Page extract ->
- - - - -
Question: What direction are the Suns heading? Should they go all in this year for another title run or should they cash in on Nash while he still has value?

Definitely have to go all in one more time. There is no sense in attempting to “rebuild” at this stage. Shaq is likely completely untradeable. The Suns will not trade Nash. It is unlikely the Suns would deal Amare (I’m just not sure who they would deal him for that would fit with Nash and Shaq and approximates equal value). So, as long as you have to pay three max-contract guys for multiple years, your only choice is to try and contend. Also, Diaw is awful, and nobody will trade for that guy. You can try, but it’s not going to happen.
- - - - -
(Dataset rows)

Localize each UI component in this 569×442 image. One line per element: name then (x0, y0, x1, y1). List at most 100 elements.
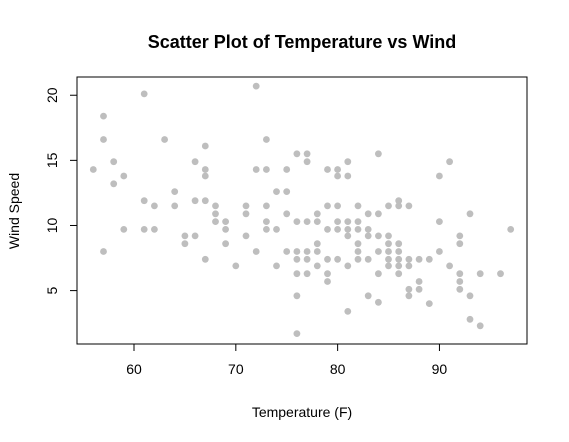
data-point (466, 292, 474, 300)
data-point (324, 226, 331, 233)
data-point (263, 218, 270, 226)
y-axis: 5 10 15 20 (44, 87, 78, 294)
x-tick-label: 60 (126, 361, 142, 377)
data-point (456, 278, 464, 285)
data-point (344, 262, 352, 270)
data-point (385, 240, 392, 248)
data-point (222, 226, 230, 233)
data-point (456, 240, 464, 248)
y-tick-label: 10 (44, 217, 60, 233)
data-point (354, 248, 362, 255)
data-point (222, 240, 230, 248)
data-point (222, 218, 230, 226)
data-point (375, 298, 382, 306)
data-point (100, 136, 107, 143)
data-point (120, 172, 128, 180)
data-point (293, 218, 301, 226)
y-tick-label: 20 (44, 87, 60, 103)
data-point (415, 278, 423, 285)
data-point (497, 270, 504, 278)
data-point (354, 218, 362, 226)
data-point (201, 142, 209, 150)
data-point (263, 166, 270, 173)
data-point (446, 158, 453, 166)
data-point (375, 210, 382, 218)
data-point (324, 278, 331, 285)
data-point (191, 158, 199, 166)
data-point (252, 82, 260, 90)
data-point (375, 248, 382, 255)
data-point (436, 172, 443, 180)
data-point (446, 262, 453, 270)
data-point (395, 202, 403, 210)
data-point (140, 226, 148, 233)
data-point (364, 226, 372, 233)
data-point (344, 232, 352, 240)
data-point (334, 218, 341, 226)
data-point (324, 166, 331, 173)
data-point (212, 218, 219, 226)
data-point (395, 270, 403, 278)
data-point (252, 248, 260, 255)
data-point (476, 322, 484, 330)
data-point (344, 226, 352, 233)
data-point (201, 166, 209, 173)
data-point (354, 255, 362, 263)
data-point (293, 150, 301, 158)
data-point (456, 285, 464, 293)
data-point (303, 270, 311, 278)
data-point (395, 248, 403, 255)
data-point (385, 232, 392, 240)
y-tick-label: 5 (44, 286, 60, 294)
data-point (324, 255, 331, 263)
data-point (313, 218, 321, 226)
data-point (110, 180, 118, 188)
data-point (385, 262, 392, 270)
data-point (201, 197, 209, 205)
data-point (293, 248, 301, 255)
data-point (191, 232, 199, 240)
data-point (273, 226, 280, 233)
data-point (344, 172, 352, 180)
data-point (242, 210, 250, 218)
data-point (375, 232, 382, 240)
data-point (507, 226, 515, 233)
data-point (89, 166, 97, 173)
data-point (293, 330, 301, 337)
data-point (334, 172, 341, 180)
data-point (212, 202, 219, 210)
data-point (273, 188, 280, 196)
data-point (242, 232, 250, 240)
data-point (415, 255, 423, 263)
x-axis: 60 70 80 90 (126, 343, 448, 377)
data-point (303, 248, 311, 255)
chart-title: Scatter Plot of Temperature vs Wind (148, 32, 457, 52)
data-point (263, 226, 270, 233)
data-point (476, 270, 484, 278)
data-point (303, 218, 311, 226)
data-point (405, 292, 413, 300)
data-point (110, 158, 118, 166)
data-point (364, 255, 372, 263)
data-point (354, 202, 362, 210)
data-point (293, 270, 301, 278)
data-point (466, 210, 474, 218)
data-point (385, 248, 392, 255)
data-point (303, 255, 311, 263)
data-point (375, 270, 382, 278)
x-tick-label: 90 (432, 361, 448, 377)
data-point (283, 210, 291, 218)
data-point (201, 172, 209, 180)
data-point (303, 158, 311, 166)
data-point (405, 202, 413, 210)
data-point (334, 255, 341, 263)
data-point (283, 248, 291, 255)
data-point (364, 292, 372, 300)
data-point (324, 270, 331, 278)
data-point (344, 218, 352, 226)
data-point (252, 166, 260, 173)
data-point (395, 255, 403, 263)
data-point (344, 158, 352, 166)
data-point (313, 248, 321, 255)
- - - - -
Your task -> In the Suns Q&A excerpt, which player is described as likely completely untradeable?

Result below -> Shaq